Material provided:
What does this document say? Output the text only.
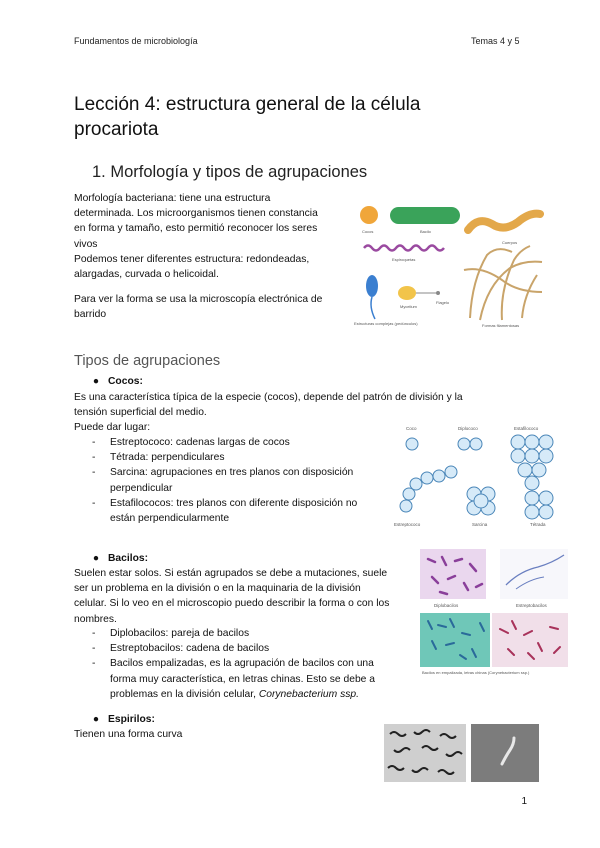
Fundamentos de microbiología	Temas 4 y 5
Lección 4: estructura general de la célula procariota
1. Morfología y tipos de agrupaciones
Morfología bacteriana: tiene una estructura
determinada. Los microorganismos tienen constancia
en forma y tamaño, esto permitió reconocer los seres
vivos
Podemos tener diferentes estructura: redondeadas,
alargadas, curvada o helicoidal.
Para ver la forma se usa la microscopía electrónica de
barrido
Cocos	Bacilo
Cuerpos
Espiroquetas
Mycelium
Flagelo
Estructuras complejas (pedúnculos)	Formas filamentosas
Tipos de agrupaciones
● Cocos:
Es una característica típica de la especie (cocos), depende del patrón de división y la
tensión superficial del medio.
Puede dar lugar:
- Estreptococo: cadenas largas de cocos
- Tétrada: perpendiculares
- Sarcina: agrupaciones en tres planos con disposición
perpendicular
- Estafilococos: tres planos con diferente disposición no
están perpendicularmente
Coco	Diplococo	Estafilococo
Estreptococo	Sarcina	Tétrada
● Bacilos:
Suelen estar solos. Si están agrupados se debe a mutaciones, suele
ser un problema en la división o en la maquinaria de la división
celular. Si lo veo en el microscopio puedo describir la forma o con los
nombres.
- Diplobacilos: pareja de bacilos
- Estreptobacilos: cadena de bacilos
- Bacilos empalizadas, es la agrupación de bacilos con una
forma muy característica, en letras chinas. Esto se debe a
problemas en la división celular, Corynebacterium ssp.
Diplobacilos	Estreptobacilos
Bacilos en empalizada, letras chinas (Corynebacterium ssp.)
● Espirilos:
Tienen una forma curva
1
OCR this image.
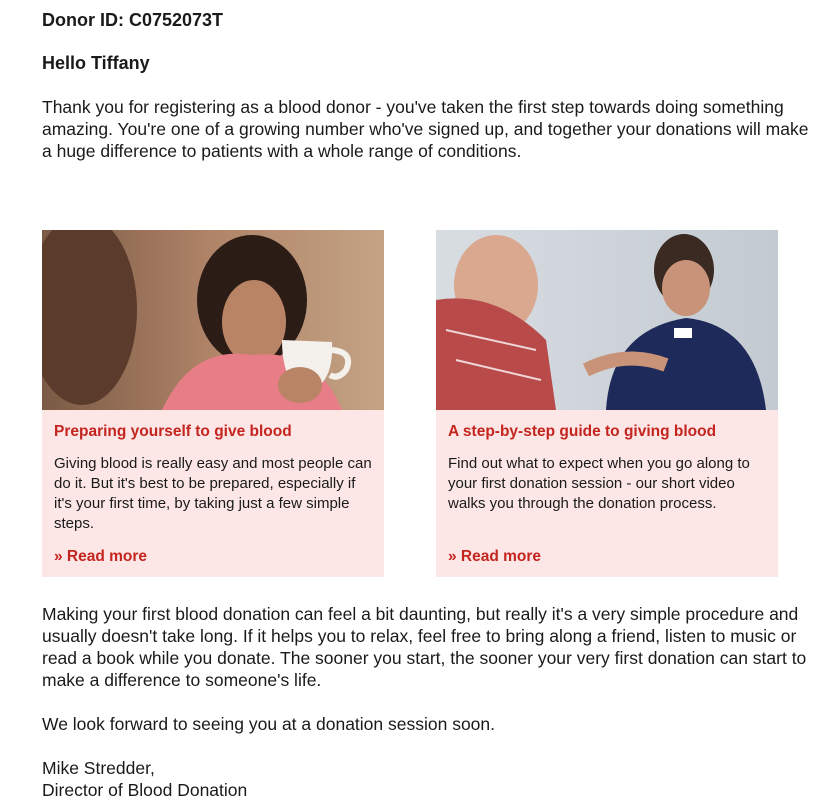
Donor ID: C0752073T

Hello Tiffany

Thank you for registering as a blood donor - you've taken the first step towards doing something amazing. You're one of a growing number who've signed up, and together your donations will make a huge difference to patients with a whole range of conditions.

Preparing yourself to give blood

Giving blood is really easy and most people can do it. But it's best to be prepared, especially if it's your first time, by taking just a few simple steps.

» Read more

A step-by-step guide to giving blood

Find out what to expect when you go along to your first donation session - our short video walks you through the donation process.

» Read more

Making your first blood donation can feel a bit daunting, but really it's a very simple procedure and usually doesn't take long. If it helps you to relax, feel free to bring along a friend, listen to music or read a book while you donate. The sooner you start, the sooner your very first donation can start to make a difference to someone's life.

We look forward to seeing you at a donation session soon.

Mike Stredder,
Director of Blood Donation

Your instructions: Keep the pictures out of your copy, and repeat every entry above exactly.

Solution to the problem:
What does this document say? Output the text only.
Fundamentos de microbiología	Temas 4 y 5
Lección 4: estructura general de la célula procariota
1. Morfología y tipos de agrupaciones
Morfología bacteriana: tiene una estructura
determinada. Los microorganismos tienen constancia
en forma y tamaño, esto permitió reconocer los seres
vivos
Podemos tener diferentes estructura: redondeadas,
alargadas, curvada o helicoidal.
Para ver la forma se usa la microscopía electrónica de
barrido
Cocos	Bacilo
Cuerpos
Espiroquetas
Mycelium
Flagelo
Estructuras complejas (pedúnculos)	Formas filamentosas
Tipos de agrupaciones
● Cocos:
Es una característica típica de la especie (cocos), depende del patrón de división y la
tensión superficial del medio.
Puede dar lugar:
- Estreptococo: cadenas largas de cocos
- Tétrada: perpendiculares
- Sarcina: agrupaciones en tres planos con disposición
perpendicular
- Estafilococos: tres planos con diferente disposición no
están perpendicularmente
Coco	Diplococo	Estafilococo
Estreptococo	Sarcina	Tétrada
● Bacilos:
Suelen estar solos. Si están agrupados se debe a mutaciones, suele
ser un problema en la división o en la maquinaria de la división
celular. Si lo veo en el microscopio puedo describir la forma o con los
nombres.
- Diplobacilos: pareja de bacilos
- Estreptobacilos: cadena de bacilos
- Bacilos empalizadas, es la agrupación de bacilos con una
forma muy característica, en letras chinas. Esto se debe a
problemas en la división celular, Corynebacterium ssp.
Diplobacilos	Estreptobacilos
Bacilos en empalizada, letras chinas (Corynebacterium ssp.)
● Espirilos:
Tienen una forma curva
1
OCR this image.
Donor ID: C0752073T

Hello Tiffany

Thank you for registering as a blood donor - you've taken the first step towards doing something amazing. You're one of a growing number who've signed up, and together your donations will make a huge difference to patients with a whole range of conditions.

Preparing yourself to give blood

Giving blood is really easy and most people can do it. But it's best to be prepared, especially if it's your first time, by taking just a few simple steps.

» Read more

A step-by-step guide to giving blood

Find out what to expect when you go along to your first donation session - our short video walks you through the donation process.

» Read more

Making your first blood donation can feel a bit daunting, but really it's a very simple procedure and usually doesn't take long. If it helps you to relax, feel free to bring along a friend, listen to music or read a book while you donate. The sooner you start, the sooner your very first donation can start to make a difference to someone's life.

We look forward to seeing you at a donation session soon.

Mike Stredder,
Director of Blood Donation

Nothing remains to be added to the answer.